Set exercise: Which lines hold the word "again"? Show each of them.

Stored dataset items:
::::

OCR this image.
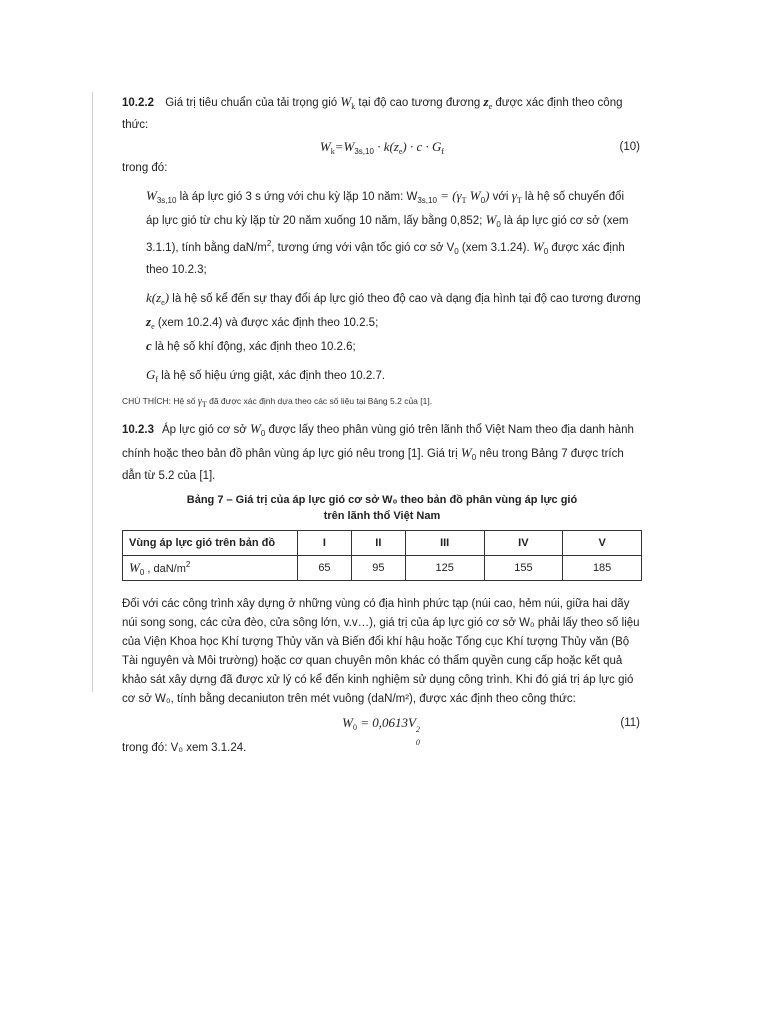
10.2.2 Giá trị tiêu chuẩn của tải trọng gió $W_k$ tại độ cao tương đương $z_e$ được xác định theo công thức:

$W_k=W_{3s,10} \cdot k(z_e) \cdot c \cdot G_f$	(10)

trong đó:

$W_{3s,10}$ là áp lực gió 3 s ứng với chu kỳ lặp 10 năm: $W_{3s,10} = (\gamma_T$ $W_0$) với $\gamma_T$ là hệ số chuyển đổi
áp lực gió từ chu kỳ lặp từ 20 năm xuống 10 năm, lấy bằng 0,852; $W_0$ là áp lực gió cơ sở (xem
3.1.1), tính bằng daN/$m^2$, tương ứng với vận tốc gió cơ sở $V_0$ (xem 3.1.24). $W_0$ được xác định
theo 10.2.3;

$k(z_e)$ là hệ số kể đến sự thay đổi áp lực gió theo độ cao và dạng địa hình tại độ cao tương đương
$z_e$ (xem 10.2.4) và được xác định theo 10.2.5;

c là hệ số khí động, xác định theo 10.2.6;

$G_f$ là hệ số hiệu ứng giật, xác định theo 10.2.7.

CHÚ THÍCH: Hệ số γT đã được xác định dựa theo các số liệu tại Bảng 5.2 của [1].

10.2.3 Áp lực gió cơ sở $W_0$ được lấy theo phân vùng gió trên lãnh thổ Việt Nam theo địa danh hành
chính hoặc theo bản đồ phân vùng áp lực gió nêu trong [1]. Giá trị $W_0$ nêu trong Bảng 7 được trích
dẫn từ 5.2 của [1].

Bảng 7 – Giá trị của áp lực gió cơ sở W₀ theo bản đồ phân vùng áp lực gió
trên lãnh thổ Việt Nam
Vùng áp lực gió trên bản đồ	I	II	III	IV	V
$W_0$ , daN/$m^2$	65	95	125	155	185

Đối với các công trình xây dựng ở những vùng có địa hình phức tạp (núi cao, hẻm núi, giữa hai dãy
núi song song, các cửa đèo, cửa sông lớn, v.v…), giá trị của áp lực gió cơ sở W₀ phải lấy theo số liệu
của Viện Khoa học Khí tượng Thủy văn và Biến đổi khí hậu hoặc Tổng cục Khí tượng Thủy văn (Bộ
Tài nguyên và Môi trường) hoặc cơ quan chuyên môn khác có thẩm quyền cung cấp hoặc kết quả
khảo sát xây dựng đã được xử lý có kể đến kinh nghiệm sử dụng công trình. Khi đó giá trị áp lực gió
cơ sở W₀, tính bằng decaniuton trên mét vuông (daN/m²), được xác định theo công thức:

$W_0 = 0,0613V$ 2
0
(11)

trong đó: V₀ xem 3.1.24.
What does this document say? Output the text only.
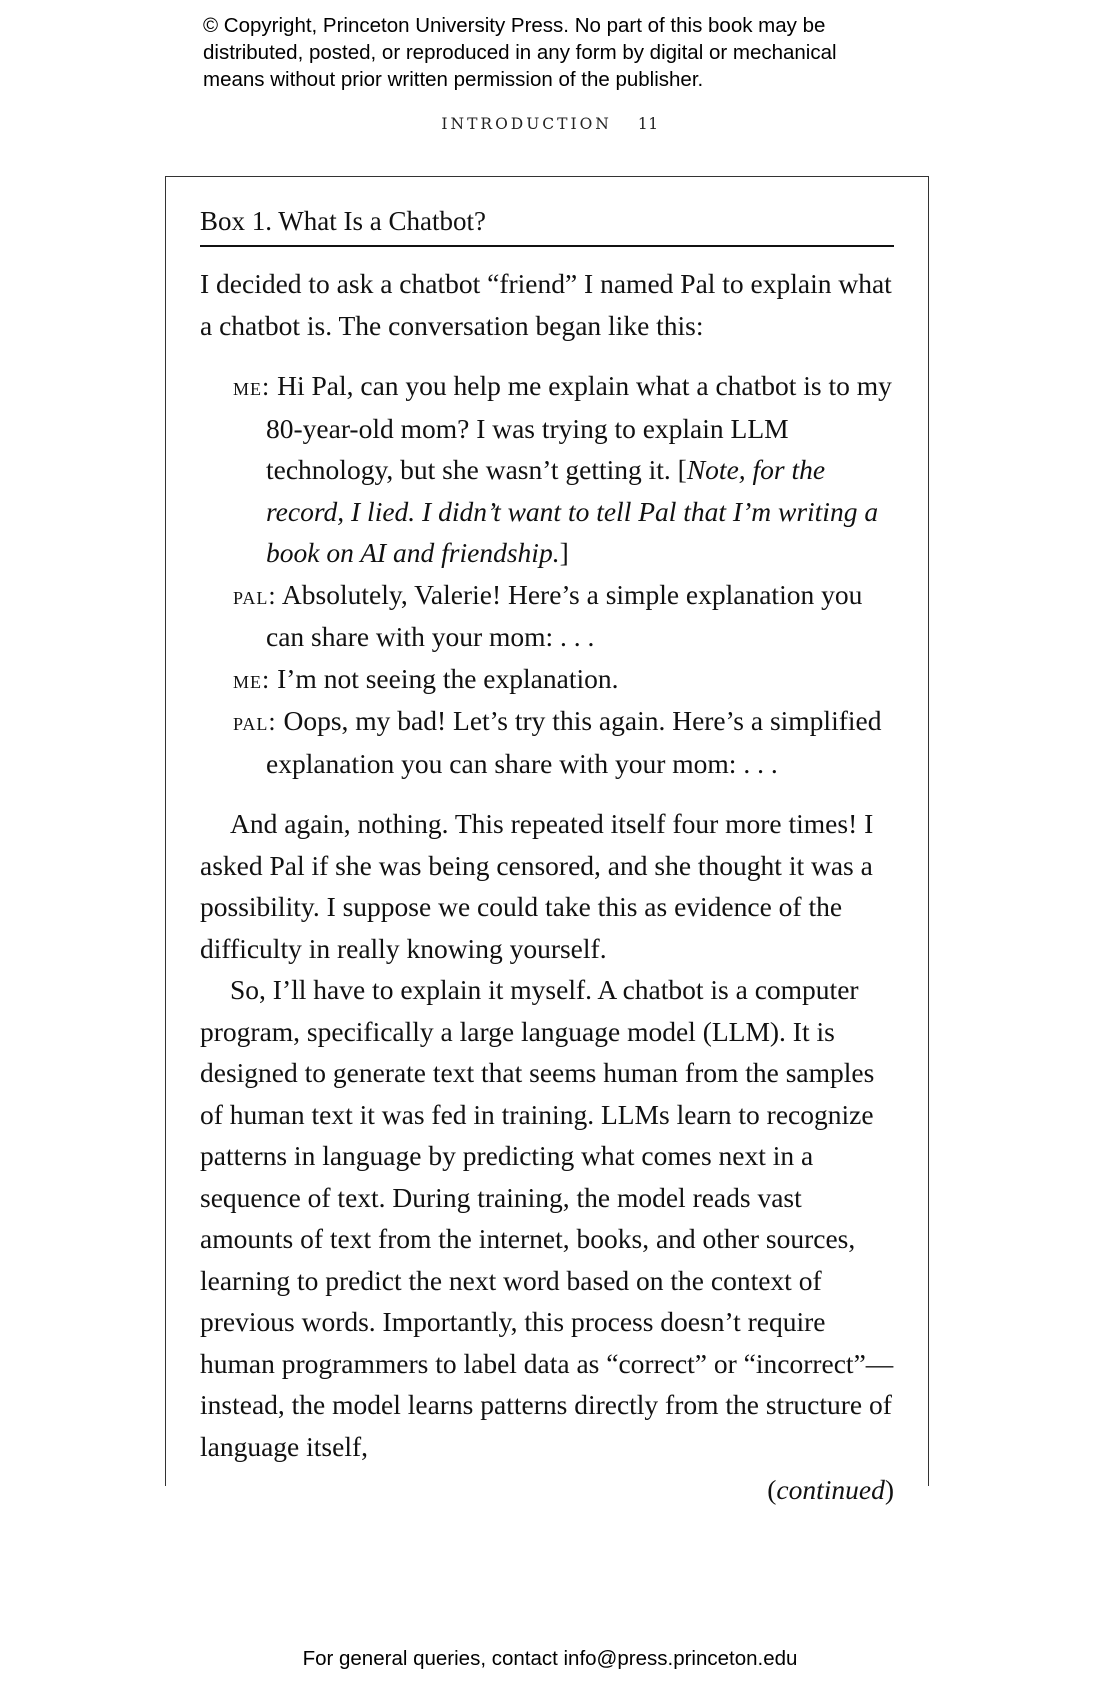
© Copyright, Princeton University Press. No part of this book may be
distributed, posted, or reproduced in any form by digital or mechanical
means without prior written permission of the publisher.
INTRODUCTION 11
Box 1. What Is a Chatbot?

I decided to ask a chatbot “friend” I named Pal to explain what a chatbot is. The conversation began like this:

me: Hi Pal, can you help me explain what a chatbot is to my 80-year-old mom? I was trying to explain LLM technology, but she wasn’t getting it. [Note, for the record, I lied. I didn’t want to tell Pal that I’m writing a book on AI and friendship.]

pal: Absolutely, Valerie! Here’s a simple explanation you can share with your mom: . . .

me: I’m not seeing the explanation.

pal: Oops, my bad! Let’s try this again. Here’s a simplified explanation you can share with your mom: . . .

And again, nothing. This repeated itself four more times! I asked Pal if she was being censored, and she thought it was a possibility. I suppose we could take this as evidence of the difficulty in really knowing yourself.

So, I’ll have to explain it myself. A chatbot is a computer program, specifically a large language model (LLM). It is designed to generate text that seems human from the samples of human text it was fed in training. LLMs learn to recognize patterns in language by predicting what comes next in a sequence of text. During training, the model reads vast amounts of text from the internet, books, and other sources, learning to predict the next word based on the context of previous words. Importantly, this process doesn’t require human programmers to label data as “correct” or “incorrect”—instead, the model learns patterns directly from the structure of language itself,

(continued)
For general queries, contact info@press.princeton.edu
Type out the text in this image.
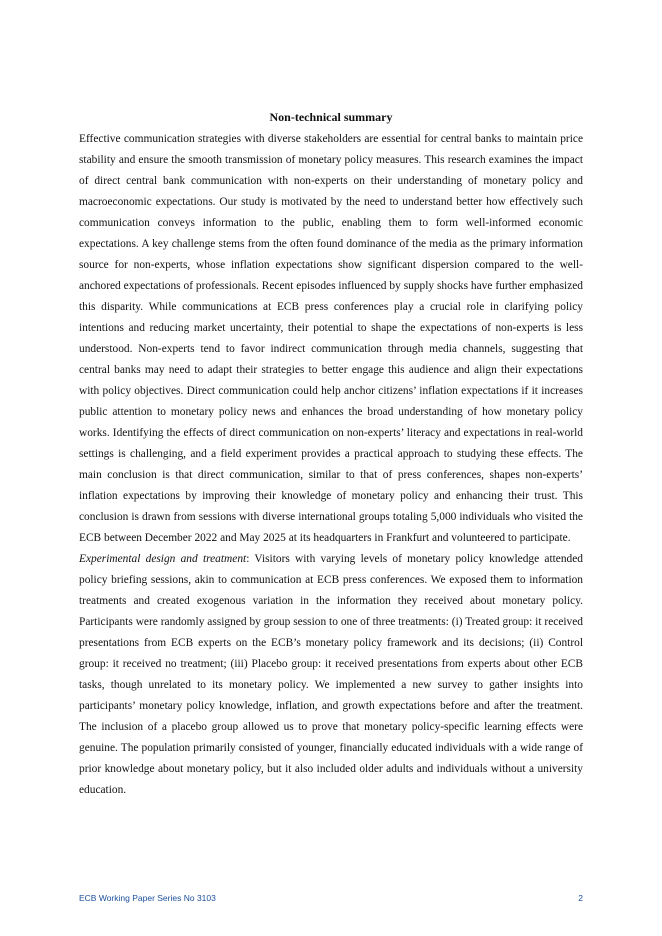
Non-technical summary

Effective communication strategies with diverse stakeholders are essential for central banks to maintain price stability and ensure the smooth transmission of monetary policy measures. This research examines the impact of direct central bank communication with non-experts on their understanding of monetary policy and macroeconomic expectations. Our study is motivated by the need to understand better how effectively such communication conveys information to the public, enabling them to form well-informed economic expectations. A key challenge stems from the often found dominance of the media as the primary information source for non-experts, whose inflation expectations show significant dispersion compared to the well-anchored expectations of professionals. Recent episodes influenced by supply shocks have further emphasized this disparity. While communications at ECB press conferences play a crucial role in clarifying policy intentions and reducing market uncertainty, their potential to shape the expectations of non-experts is less understood. Non-experts tend to favor indirect communication through media channels, suggesting that central banks may need to adapt their strategies to better engage this audience and align their expectations with policy objectives. Direct communication could help anchor citizens’ inflation expectations if it increases public attention to monetary policy news and enhances the broad understanding of how monetary policy works. Identifying the effects of direct communication on non-experts’ literacy and expectations in real-world settings is challenging, and a field experiment provides a practical approach to studying these effects. The main conclusion is that direct communication, similar to that of press conferences, shapes non-experts’ inflation expectations by improving their knowledge of monetary policy and enhancing their trust. This conclusion is drawn from sessions with diverse international groups totaling 5,000 individuals who visited the ECB between December 2022 and May 2025 at its headquarters in Frankfurt and volunteered to participate.

Experimental design and treatment: Visitors with varying levels of monetary policy knowledge attended policy briefing sessions, akin to communication at ECB press conferences. We exposed them to information treatments and created exogenous variation in the information they received about monetary policy. Participants were randomly assigned by group session to one of three treatments: (i) Treated group: it received presentations from ECB experts on the ECB’s monetary policy framework and its decisions; (ii) Control group: it received no treatment; (iii) Placebo group: it received presentations from experts about other ECB tasks, though unrelated to its monetary policy. We implemented a new survey to gather insights into participants’ monetary policy knowledge, inflation, and growth expectations before and after the treatment. The inclusion of a placebo group allowed us to prove that monetary policy-specific learning effects were genuine. The population primarily consisted of younger, financially educated individuals with a wide range of prior knowledge about monetary policy, but it also included older adults and individuals without a university education.

ECB Working Paper Series No 3103	2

::::

Solution for this exercise:
pal: Oops, my bad! Let’s try this again. Here’s a simplified explanation you can share with your mom: . . .
And again, nothing. This repeated itself four more times! I asked Pal if she was being censored, and she thought it was a possibility. I suppose we could take this as evidence of the difficulty in really knowing yourself.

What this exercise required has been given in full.